── Task inputs

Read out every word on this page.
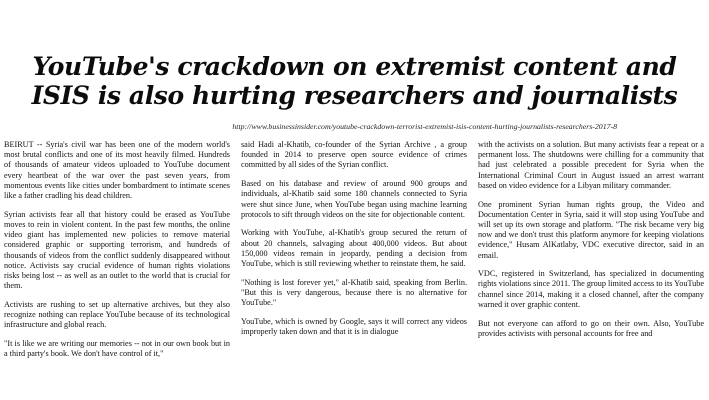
YouTube's crackdown on extremist content and ISIS is also hurting researchers and journalists
http://www.businessinsider.com/youtube-crackdown-terrorist-extremist-isis-content-hurting-journalists-researchers-2017-8

BEIRUT -- Syria's civil war has been one of the modern world's most brutal conflicts and one of its most heavily filmed. Hundreds of thousands of amateur videos uploaded to YouTube document every heartbeat of the war over the past seven years, from momentous events like cities under bombardment to intimate scenes like a father cradling his dead children.

Syrian activists fear all that history could be erased as YouTube moves to rein in violent content. In the past few months, the online video giant has implemented new policies to remove material considered graphic or supporting terrorism, and hundreds of thousands of videos from the conflict suddenly disappeared without notice. Activists say crucial evidence of human rights violations risks being lost -- as well as an outlet to the world that is crucial for them.

Activists are rushing to set up alternative archives, but they also recognize nothing can replace YouTube because of its technological infrastructure and global reach.

"It is like we are writing our memories -- not in our own book but in a third party's book. We don't have control of it,"

said Hadi al-Khatib, co-founder of the Syrian Archive , a group founded in 2014 to preserve open source evidence of crimes committed by all sides of the Syrian conflict.

Based on his database and review of around 900 groups and individuals, al-Khatib said some 180 channels connected to Syria were shut since June, when YouTube began using machine learning protocols to sift through videos on the site for objectionable content.

Working with YouTube, al-Khatib's group secured the return of about 20 channels, salvaging about 400,000 videos. But about 150,000 videos remain in jeopardy, pending a decision from YouTube, which is still reviewing whether to reinstate them, he said.

"Nothing is lost forever yet," al-Khatib said, speaking from Berlin. "But this is very dangerous, because there is no alternative for YouTube."

YouTube, which is owned by Google, says it will correct any videos improperly taken down and that it is in dialogue

with the activists on a solution. But many activists fear a repeat or a permanent loss. The shutdowns were chilling for a community that had just celebrated a possible precedent for Syria when the International Criminal Court in August issued an arrest warrant based on video evidence for a Libyan military commander.

One prominent Syrian human rights group, the Video and Documentation Center in Syria, said it will stop using YouTube and will set up its own storage and platform. "The risk became very big now and we don't trust this platform anymore for keeping violations evidence," Husam AlKatlaby, VDC executive director, said in an email.

VDC, registered in Switzerland, has specialized in documenting rights violations since 2011. The group limited access to its YouTube channel since 2014, making it a closed channel, after the company warned it over graphic content.

But not everyone can afford to go on their own. Also, YouTube provides activists with personal accounts for free and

────

### [What the task asks]
Repeat each entry exactly as given; no pictures belong in the copy.

### [Worked solution]
Read out every word on this page.
YouTube's crackdown on extremist content and ISIS is also hurting researchers and journalists
http://www.businessinsider.com/youtube-crackdown-terrorist-extremist-isis-content-hurting-journalists-researchers-2017-8

BEIRUT -- Syria's civil war has been one of the modern world's most brutal conflicts and one of its most heavily filmed. Hundreds of thousands of amateur videos uploaded to YouTube document every heartbeat of the war over the past seven years, from momentous events like cities under bombardment to intimate scenes like a father cradling his dead children.

Syrian activists fear all that history could be erased as YouTube moves to rein in violent content. In the past few months, the online video giant has implemented new policies to remove material considered graphic or supporting terrorism, and hundreds of thousands of videos from the conflict suddenly disappeared without notice. Activists say crucial evidence of human rights violations risks being lost -- as well as an outlet to the world that is crucial for them.

Activists are rushing to set up alternative archives, but they also recognize nothing can replace YouTube because of its technological infrastructure and global reach.

"It is like we are writing our memories -- not in our own book but in a third party's book. We don't have control of it,"

said Hadi al-Khatib, co-founder of the Syrian Archive , a group founded in 2014 to preserve open source evidence of crimes committed by all sides of the Syrian conflict.

Based on his database and review of around 900 groups and individuals, al-Khatib said some 180 channels connected to Syria were shut since June, when YouTube began using machine learning protocols to sift through videos on the site for objectionable content.

Working with YouTube, al-Khatib's group secured the return of about 20 channels, salvaging about 400,000 videos. But about 150,000 videos remain in jeopardy, pending a decision from YouTube, which is still reviewing whether to reinstate them, he said.

"Nothing is lost forever yet," al-Khatib said, speaking from Berlin. "But this is very dangerous, because there is no alternative for YouTube."

YouTube, which is owned by Google, says it will correct any videos improperly taken down and that it is in dialogue

with the activists on a solution. But many activists fear a repeat or a permanent loss. The shutdowns were chilling for a community that had just celebrated a possible precedent for Syria when the International Criminal Court in August issued an arrest warrant based on video evidence for a Libyan military commander.

One prominent Syrian human rights group, the Video and Documentation Center in Syria, said it will stop using YouTube and will set up its own storage and platform. "The risk became very big now and we don't trust this platform anymore for keeping violations evidence," Husam AlKatlaby, VDC executive director, said in an email.

VDC, registered in Switzerland, has specialized in documenting rights violations since 2011. The group limited access to its YouTube channel since 2014, making it a closed channel, after the company warned it over graphic content.

But not everyone can afford to go on their own. Also, YouTube provides activists with personal accounts for free and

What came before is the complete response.